> WHAT THE TASK ASKS
Copy out the records word for word, starting at their first line and continuing through the line that contains "hero-description: Lorem ipsum".

(Coordinate annotation records)
□ □ □ □ □
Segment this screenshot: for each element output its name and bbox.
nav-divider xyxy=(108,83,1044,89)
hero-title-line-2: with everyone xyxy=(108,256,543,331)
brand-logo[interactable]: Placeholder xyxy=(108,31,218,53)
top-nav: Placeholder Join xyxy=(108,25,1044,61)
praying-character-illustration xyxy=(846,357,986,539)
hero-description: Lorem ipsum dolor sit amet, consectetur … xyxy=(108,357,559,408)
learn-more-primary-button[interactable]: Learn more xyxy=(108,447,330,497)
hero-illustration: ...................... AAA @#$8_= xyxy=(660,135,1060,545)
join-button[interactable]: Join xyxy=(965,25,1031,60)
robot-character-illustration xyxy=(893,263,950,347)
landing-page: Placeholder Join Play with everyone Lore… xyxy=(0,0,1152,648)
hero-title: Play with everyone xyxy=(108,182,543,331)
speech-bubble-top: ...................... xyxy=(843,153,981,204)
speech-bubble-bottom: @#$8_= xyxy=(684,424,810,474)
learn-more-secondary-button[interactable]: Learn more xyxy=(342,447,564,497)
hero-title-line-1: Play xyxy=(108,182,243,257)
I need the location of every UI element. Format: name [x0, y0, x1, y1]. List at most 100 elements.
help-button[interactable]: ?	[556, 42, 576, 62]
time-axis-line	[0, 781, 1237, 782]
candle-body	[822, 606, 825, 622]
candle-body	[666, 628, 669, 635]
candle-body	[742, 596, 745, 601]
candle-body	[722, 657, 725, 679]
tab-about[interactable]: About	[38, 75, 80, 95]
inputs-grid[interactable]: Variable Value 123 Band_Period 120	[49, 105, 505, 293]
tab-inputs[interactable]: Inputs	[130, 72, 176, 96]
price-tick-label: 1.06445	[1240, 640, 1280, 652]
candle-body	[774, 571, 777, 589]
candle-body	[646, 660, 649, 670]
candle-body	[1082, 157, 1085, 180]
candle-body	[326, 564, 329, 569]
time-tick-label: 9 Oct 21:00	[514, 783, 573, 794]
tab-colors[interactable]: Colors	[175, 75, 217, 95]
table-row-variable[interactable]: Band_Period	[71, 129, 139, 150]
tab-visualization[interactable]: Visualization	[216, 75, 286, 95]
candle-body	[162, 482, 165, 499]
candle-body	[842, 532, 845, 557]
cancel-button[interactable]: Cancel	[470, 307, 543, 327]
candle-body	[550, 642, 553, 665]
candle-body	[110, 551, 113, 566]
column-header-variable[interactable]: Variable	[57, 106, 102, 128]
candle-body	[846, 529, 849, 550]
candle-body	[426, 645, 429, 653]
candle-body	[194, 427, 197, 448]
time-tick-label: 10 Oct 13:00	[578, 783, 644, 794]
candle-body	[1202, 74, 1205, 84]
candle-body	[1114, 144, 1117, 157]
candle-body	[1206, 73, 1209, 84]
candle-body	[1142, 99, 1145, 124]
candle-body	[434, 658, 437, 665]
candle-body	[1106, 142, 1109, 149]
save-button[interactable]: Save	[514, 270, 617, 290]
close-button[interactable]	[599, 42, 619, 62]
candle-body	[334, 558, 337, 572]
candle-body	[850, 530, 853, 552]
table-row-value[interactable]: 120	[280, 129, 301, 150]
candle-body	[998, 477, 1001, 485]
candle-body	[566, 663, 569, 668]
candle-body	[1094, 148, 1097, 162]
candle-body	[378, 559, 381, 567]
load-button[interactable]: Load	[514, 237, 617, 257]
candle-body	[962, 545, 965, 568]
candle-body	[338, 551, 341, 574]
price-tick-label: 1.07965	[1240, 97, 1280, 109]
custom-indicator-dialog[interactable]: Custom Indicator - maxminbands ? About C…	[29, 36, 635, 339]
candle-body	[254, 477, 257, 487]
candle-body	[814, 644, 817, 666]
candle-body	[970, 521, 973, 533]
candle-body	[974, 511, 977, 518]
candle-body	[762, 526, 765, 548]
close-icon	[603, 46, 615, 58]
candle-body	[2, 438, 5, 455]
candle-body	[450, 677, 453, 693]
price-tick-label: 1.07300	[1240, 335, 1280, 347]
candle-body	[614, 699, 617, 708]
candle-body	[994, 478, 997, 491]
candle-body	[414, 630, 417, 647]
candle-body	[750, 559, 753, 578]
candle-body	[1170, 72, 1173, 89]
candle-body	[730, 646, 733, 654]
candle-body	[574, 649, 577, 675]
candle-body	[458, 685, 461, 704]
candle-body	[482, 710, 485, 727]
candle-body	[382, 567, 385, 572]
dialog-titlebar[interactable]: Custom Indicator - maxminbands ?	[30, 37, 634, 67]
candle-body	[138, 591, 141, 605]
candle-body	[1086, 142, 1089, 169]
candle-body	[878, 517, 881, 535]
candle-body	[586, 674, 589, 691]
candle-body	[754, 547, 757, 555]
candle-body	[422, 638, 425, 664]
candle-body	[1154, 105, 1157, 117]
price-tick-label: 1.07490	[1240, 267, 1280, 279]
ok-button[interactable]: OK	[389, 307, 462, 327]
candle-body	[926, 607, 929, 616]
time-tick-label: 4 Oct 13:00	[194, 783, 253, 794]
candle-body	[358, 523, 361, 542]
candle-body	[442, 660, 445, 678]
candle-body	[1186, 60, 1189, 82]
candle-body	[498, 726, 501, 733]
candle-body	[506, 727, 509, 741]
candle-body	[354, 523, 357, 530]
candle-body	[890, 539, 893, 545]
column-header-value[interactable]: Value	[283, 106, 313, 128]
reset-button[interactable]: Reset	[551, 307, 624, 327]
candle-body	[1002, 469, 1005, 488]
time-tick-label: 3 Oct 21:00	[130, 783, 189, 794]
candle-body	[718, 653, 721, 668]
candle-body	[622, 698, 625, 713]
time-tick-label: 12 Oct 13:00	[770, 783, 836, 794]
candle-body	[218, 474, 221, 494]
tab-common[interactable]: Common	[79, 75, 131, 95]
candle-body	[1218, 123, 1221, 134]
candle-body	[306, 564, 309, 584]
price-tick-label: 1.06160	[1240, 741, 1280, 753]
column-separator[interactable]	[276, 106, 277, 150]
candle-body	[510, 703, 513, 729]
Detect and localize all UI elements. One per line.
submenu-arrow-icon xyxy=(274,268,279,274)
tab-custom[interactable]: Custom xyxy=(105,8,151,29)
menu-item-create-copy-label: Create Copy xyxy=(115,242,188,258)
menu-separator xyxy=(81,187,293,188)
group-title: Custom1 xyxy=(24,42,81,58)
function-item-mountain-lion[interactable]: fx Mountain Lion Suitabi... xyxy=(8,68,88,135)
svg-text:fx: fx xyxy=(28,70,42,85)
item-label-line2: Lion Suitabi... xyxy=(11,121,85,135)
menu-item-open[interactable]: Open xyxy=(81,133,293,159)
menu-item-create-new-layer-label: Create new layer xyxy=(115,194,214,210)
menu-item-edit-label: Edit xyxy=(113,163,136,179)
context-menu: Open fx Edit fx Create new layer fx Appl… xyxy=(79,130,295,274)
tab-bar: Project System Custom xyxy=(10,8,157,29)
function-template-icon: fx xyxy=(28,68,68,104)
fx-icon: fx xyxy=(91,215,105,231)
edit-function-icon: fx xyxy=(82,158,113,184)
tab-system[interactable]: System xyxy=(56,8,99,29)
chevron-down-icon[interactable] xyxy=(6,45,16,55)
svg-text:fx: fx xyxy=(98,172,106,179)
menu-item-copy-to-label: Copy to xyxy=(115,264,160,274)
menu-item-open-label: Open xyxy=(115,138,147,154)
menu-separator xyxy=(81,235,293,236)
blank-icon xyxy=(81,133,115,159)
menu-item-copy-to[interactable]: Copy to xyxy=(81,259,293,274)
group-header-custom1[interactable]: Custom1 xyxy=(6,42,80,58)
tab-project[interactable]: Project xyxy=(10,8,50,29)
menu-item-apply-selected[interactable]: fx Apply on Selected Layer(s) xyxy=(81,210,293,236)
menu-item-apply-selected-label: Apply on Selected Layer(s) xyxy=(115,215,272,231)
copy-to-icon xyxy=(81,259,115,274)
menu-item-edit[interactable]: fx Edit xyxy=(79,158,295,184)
□ □ □ □ □
> REPLY
Segment this screenshot: for each element output its name and bbox.
nav-divider xyxy=(108,83,1044,89)
hero-title-line-2: with everyone xyxy=(108,256,543,331)
brand-logo[interactable]: Placeholder xyxy=(108,31,218,53)
top-nav: Placeholder Join xyxy=(108,25,1044,61)
praying-character-illustration xyxy=(846,357,986,539)
hero-description: Lorem ipsum dolor sit amet, consectetur … xyxy=(108,357,559,408)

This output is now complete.